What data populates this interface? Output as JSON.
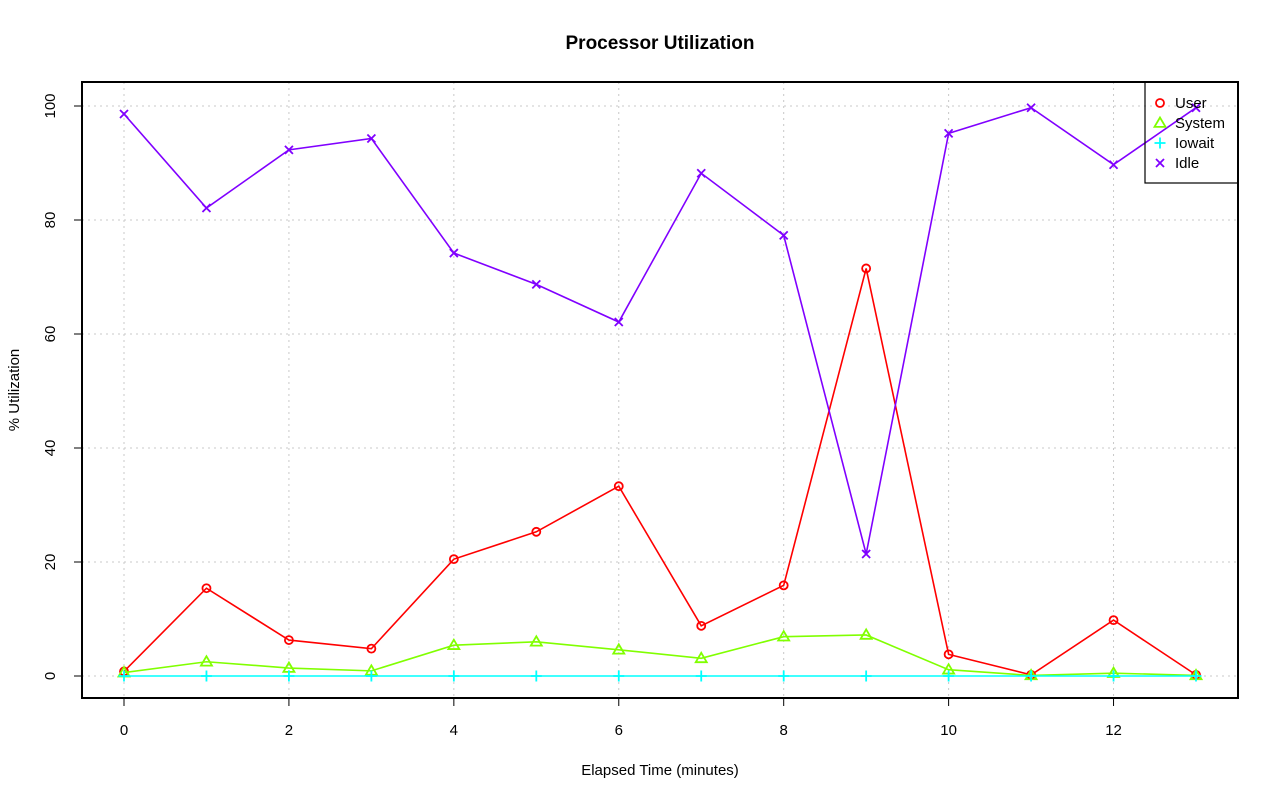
{
  "chart_data": {
    "type": "line",
    "title": "Processor Utilization",
    "xlabel": "Elapsed Time (minutes)",
    "ylabel": "% Utilization",
    "xlim": [
      0,
      13
    ],
    "ylim": [
      0,
      100
    ],
    "x_ticks": [
      0,
      2,
      4,
      6,
      8,
      10,
      12
    ],
    "y_ticks": [
      0,
      20,
      40,
      60,
      80,
      100
    ],
    "grid": true,
    "legend_position": "top-right",
    "x": [
      0,
      1,
      2,
      3,
      4,
      5,
      6,
      7,
      8,
      9,
      10,
      11,
      12,
      13
    ],
    "series": [
      {
        "name": "User",
        "color": "#ff0000",
        "marker": "circle",
        "values": [
          0.8,
          15.4,
          6.3,
          4.8,
          20.5,
          25.3,
          33.3,
          8.8,
          15.9,
          71.5,
          3.8,
          0.2,
          9.8,
          0.2
        ]
      },
      {
        "name": "System",
        "color": "#80ff00",
        "marker": "triangle",
        "values": [
          0.6,
          2.5,
          1.4,
          0.9,
          5.4,
          6.0,
          4.6,
          3.1,
          6.9,
          7.2,
          1.1,
          0.1,
          0.5,
          0.1
        ]
      },
      {
        "name": "Iowait",
        "color": "#00ffff",
        "marker": "plus",
        "values": [
          0,
          0,
          0,
          0,
          0,
          0,
          0,
          0,
          0,
          0,
          0,
          0,
          0,
          0
        ]
      },
      {
        "name": "Idle",
        "color": "#8000ff",
        "marker": "cross",
        "values": [
          98.6,
          82.1,
          92.3,
          94.3,
          74.2,
          68.7,
          62.1,
          88.2,
          77.3,
          21.4,
          95.2,
          99.7,
          89.7,
          99.7
        ]
      }
    ]
  }
}
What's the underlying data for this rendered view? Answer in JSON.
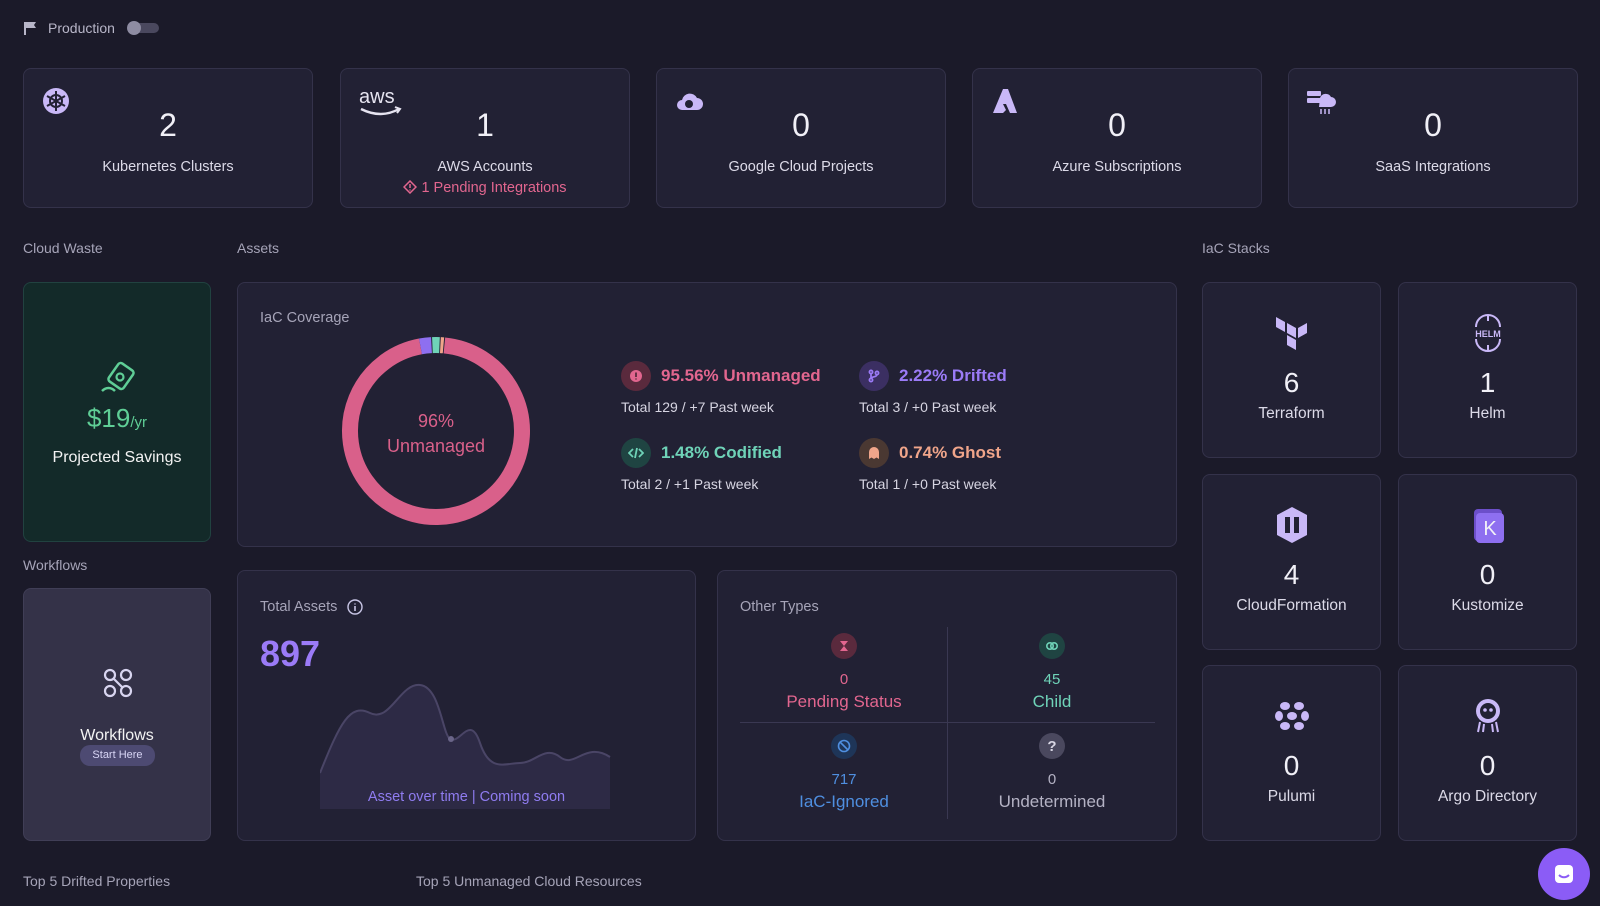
{
  "topbar": {
    "environment_label": "Production"
  },
  "accounts": [
    {
      "icon": "kubernetes-icon",
      "count": "2",
      "label": "Kubernetes Clusters",
      "warning": ""
    },
    {
      "icon": "aws-logo-icon",
      "count": "1",
      "label": "AWS Accounts",
      "warning": "1 Pending Integrations"
    },
    {
      "icon": "google-cloud-icon",
      "count": "0",
      "label": "Google Cloud Projects",
      "warning": ""
    },
    {
      "icon": "azure-icon",
      "count": "0",
      "label": "Azure Subscriptions",
      "warning": ""
    },
    {
      "icon": "saas-integrations-icon",
      "count": "0",
      "label": "SaaS Integrations",
      "warning": ""
    }
  ],
  "sections": {
    "cloud_waste": "Cloud Waste",
    "assets": "Assets",
    "iac_stacks": "IaC Stacks",
    "workflows": "Workflows",
    "top_drifted": "Top 5 Drifted Properties",
    "top_unmanaged": "Top 5 Unmanaged Cloud Resources"
  },
  "cloud_waste": {
    "amount": "$19",
    "unit": "/yr",
    "label": "Projected Savings"
  },
  "workflows": {
    "label": "Workflows",
    "button": "Start Here"
  },
  "iac_coverage": {
    "title": "IaC Coverage",
    "donut_pct": "96%",
    "donut_label": "Unmanaged",
    "stats": [
      {
        "key": "unmanaged",
        "headline": "95.56% Unmanaged",
        "sub": "Total 129 / +7 Past week",
        "color": "#e2668f"
      },
      {
        "key": "drifted",
        "headline": "2.22% Drifted",
        "sub": "Total 3 / +0 Past week",
        "color": "#9b7bf7"
      },
      {
        "key": "codified",
        "headline": "1.48% Codified",
        "sub": "Total 2 / +1 Past week",
        "color": "#6fd3b8"
      },
      {
        "key": "ghost",
        "headline": "0.74% Ghost",
        "sub": "Total 1 / +0 Past week",
        "color": "#f0a58a"
      }
    ],
    "chart_data": {
      "type": "pie",
      "categories": [
        "Unmanaged",
        "Drifted",
        "Codified",
        "Ghost"
      ],
      "values": [
        95.56,
        2.22,
        1.48,
        0.74
      ],
      "colors": [
        "#d9608a",
        "#8e6ff0",
        "#6fd3b8",
        "#f0a58a"
      ]
    }
  },
  "total_assets": {
    "title": "Total Assets",
    "value": "897",
    "coming_soon": "Asset over time | Coming soon"
  },
  "other_types": {
    "title": "Other Types",
    "items": [
      {
        "key": "pending",
        "count": "0",
        "label": "Pending Status",
        "color": "#e2668f"
      },
      {
        "key": "child",
        "count": "45",
        "label": "Child",
        "color": "#6fd3b8"
      },
      {
        "key": "iac_ignored",
        "count": "717",
        "label": "IaC-Ignored",
        "color": "#4f8fe0"
      },
      {
        "key": "undetermined",
        "count": "0",
        "label": "Undetermined",
        "color": "#b4b2c4"
      }
    ]
  },
  "iac_stacks": [
    {
      "icon": "terraform-icon",
      "count": "6",
      "label": "Terraform"
    },
    {
      "icon": "helm-icon",
      "count": "1",
      "label": "Helm"
    },
    {
      "icon": "cloudformation-icon",
      "count": "4",
      "label": "CloudFormation"
    },
    {
      "icon": "kustomize-icon",
      "count": "0",
      "label": "Kustomize"
    },
    {
      "icon": "pulumi-icon",
      "count": "0",
      "label": "Pulumi"
    },
    {
      "icon": "argo-icon",
      "count": "0",
      "label": "Argo Directory"
    }
  ]
}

Given problem:
All entries are to be retyped exactly. Omit any embedded images.

Exercise solution:
What data populates this interface? Output as JSON.
{
  "chart_data": {
    "type": "line",
    "title": "Processor Utilization",
    "xlabel": "Elapsed Time (minutes)",
    "ylabel": "% Utilization",
    "xlim": [
      0,
      13
    ],
    "ylim": [
      0,
      100
    ],
    "x_ticks": [
      0,
      2,
      4,
      6,
      8,
      10,
      12
    ],
    "y_ticks": [
      0,
      20,
      40,
      60,
      80,
      100
    ],
    "grid": true,
    "legend_position": "top-right",
    "x": [
      0,
      1,
      2,
      3,
      4,
      5,
      6,
      7,
      8,
      9,
      10,
      11,
      12,
      13
    ],
    "series": [
      {
        "name": "User",
        "color": "#ff0000",
        "marker": "circle",
        "values": [
          0.8,
          15.4,
          6.3,
          4.8,
          20.5,
          25.3,
          33.3,
          8.8,
          15.9,
          71.5,
          3.8,
          0.2,
          9.8,
          0.2
        ]
      },
      {
        "name": "System",
        "color": "#80ff00",
        "marker": "triangle",
        "values": [
          0.6,
          2.5,
          1.4,
          0.9,
          5.4,
          6.0,
          4.6,
          3.1,
          6.9,
          7.2,
          1.1,
          0.1,
          0.5,
          0.1
        ]
      },
      {
        "name": "Iowait",
        "color": "#00ffff",
        "marker": "plus",
        "values": [
          0,
          0,
          0,
          0,
          0,
          0,
          0,
          0,
          0,
          0,
          0,
          0,
          0,
          0
        ]
      },
      {
        "name": "Idle",
        "color": "#8000ff",
        "marker": "cross",
        "values": [
          98.6,
          82.1,
          92.3,
          94.3,
          74.2,
          68.7,
          62.1,
          88.2,
          77.3,
          21.4,
          95.2,
          99.7,
          89.7,
          99.7
        ]
      }
    ]
  }
}
What's the underlying data for this rendered view? Answer in JSON.
{
  "topbar": {
    "environment_label": "Production"
  },
  "accounts": [
    {
      "icon": "kubernetes-icon",
      "count": "2",
      "label": "Kubernetes Clusters",
      "warning": ""
    },
    {
      "icon": "aws-logo-icon",
      "count": "1",
      "label": "AWS Accounts",
      "warning": "1 Pending Integrations"
    },
    {
      "icon": "google-cloud-icon",
      "count": "0",
      "label": "Google Cloud Projects",
      "warning": ""
    },
    {
      "icon": "azure-icon",
      "count": "0",
      "label": "Azure Subscriptions",
      "warning": ""
    },
    {
      "icon": "saas-integrations-icon",
      "count": "0",
      "label": "SaaS Integrations",
      "warning": ""
    }
  ],
  "sections": {
    "cloud_waste": "Cloud Waste",
    "assets": "Assets",
    "iac_stacks": "IaC Stacks",
    "workflows": "Workflows",
    "top_drifted": "Top 5 Drifted Properties",
    "top_unmanaged": "Top 5 Unmanaged Cloud Resources"
  },
  "cloud_waste": {
    "amount": "$19",
    "unit": "/yr",
    "label": "Projected Savings"
  },
  "workflows": {
    "label": "Workflows",
    "button": "Start Here"
  },
  "iac_coverage": {
    "title": "IaC Coverage",
    "donut_pct": "96%",
    "donut_label": "Unmanaged",
    "stats": [
      {
        "key": "unmanaged",
        "headline": "95.56% Unmanaged",
        "sub": "Total 129 / +7 Past week",
        "color": "#e2668f"
      },
      {
        "key": "drifted",
        "headline": "2.22% Drifted",
        "sub": "Total 3 / +0 Past week",
        "color": "#9b7bf7"
      },
      {
        "key": "codified",
        "headline": "1.48% Codified",
        "sub": "Total 2 / +1 Past week",
        "color": "#6fd3b8"
      },
      {
        "key": "ghost",
        "headline": "0.74% Ghost",
        "sub": "Total 1 / +0 Past week",
        "color": "#f0a58a"
      }
    ],
    "chart_data": {
      "type": "pie",
      "categories": [
        "Unmanaged",
        "Drifted",
        "Codified",
        "Ghost"
      ],
      "values": [
        95.56,
        2.22,
        1.48,
        0.74
      ],
      "colors": [
        "#d9608a",
        "#8e6ff0",
        "#6fd3b8",
        "#f0a58a"
      ]
    }
  },
  "total_assets": {
    "title": "Total Assets",
    "value": "897",
    "coming_soon": "Asset over time | Coming soon"
  },
  "other_types": {
    "title": "Other Types",
    "items": [
      {
        "key": "pending",
        "count": "0",
        "label": "Pending Status",
        "color": "#e2668f"
      },
      {
        "key": "child",
        "count": "45",
        "label": "Child",
        "color": "#6fd3b8"
      },
      {
        "key": "iac_ignored",
        "count": "717",
        "label": "IaC-Ignored",
        "color": "#4f8fe0"
      },
      {
        "key": "undetermined",
        "count": "0",
        "label": "Undetermined",
        "color": "#b4b2c4"
      }
    ]
  },
  "iac_stacks": [
    {
      "icon": "terraform-icon",
      "count": "6",
      "label": "Terraform"
    },
    {
      "icon": "helm-icon",
      "count": "1",
      "label": "Helm"
    },
    {
      "icon": "cloudformation-icon",
      "count": "4",
      "label": "CloudFormation"
    },
    {
      "icon": "kustomize-icon",
      "count": "0",
      "label": "Kustomize"
    },
    {
      "icon": "pulumi-icon",
      "count": "0",
      "label": "Pulumi"
    },
    {
      "icon": "argo-icon",
      "count": "0",
      "label": "Argo Directory"
    }
  ]
}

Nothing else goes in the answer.